--- Aim of the task ---
Below are records; state how many of their lines hold the word "chevron", and give only the figure.

○ ○ ○

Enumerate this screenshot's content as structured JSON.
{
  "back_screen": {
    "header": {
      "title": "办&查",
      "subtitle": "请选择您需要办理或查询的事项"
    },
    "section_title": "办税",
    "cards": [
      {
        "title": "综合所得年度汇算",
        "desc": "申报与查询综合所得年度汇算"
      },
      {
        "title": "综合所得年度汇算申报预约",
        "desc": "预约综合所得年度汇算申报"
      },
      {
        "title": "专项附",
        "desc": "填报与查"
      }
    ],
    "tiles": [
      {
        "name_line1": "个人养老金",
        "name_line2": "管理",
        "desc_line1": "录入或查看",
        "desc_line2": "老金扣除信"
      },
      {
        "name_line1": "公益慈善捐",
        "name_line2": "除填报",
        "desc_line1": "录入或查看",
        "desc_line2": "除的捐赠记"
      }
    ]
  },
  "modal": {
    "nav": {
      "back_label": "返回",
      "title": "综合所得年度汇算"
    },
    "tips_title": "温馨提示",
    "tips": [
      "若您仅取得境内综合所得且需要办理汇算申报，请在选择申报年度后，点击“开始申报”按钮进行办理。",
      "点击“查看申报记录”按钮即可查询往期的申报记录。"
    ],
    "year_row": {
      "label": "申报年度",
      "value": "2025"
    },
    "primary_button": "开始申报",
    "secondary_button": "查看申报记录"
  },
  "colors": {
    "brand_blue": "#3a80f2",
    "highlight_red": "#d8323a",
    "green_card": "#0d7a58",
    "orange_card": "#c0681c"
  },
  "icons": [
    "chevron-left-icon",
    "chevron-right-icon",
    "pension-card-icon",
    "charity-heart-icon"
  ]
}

○ ○ ○

--- Result of this exercise ---
2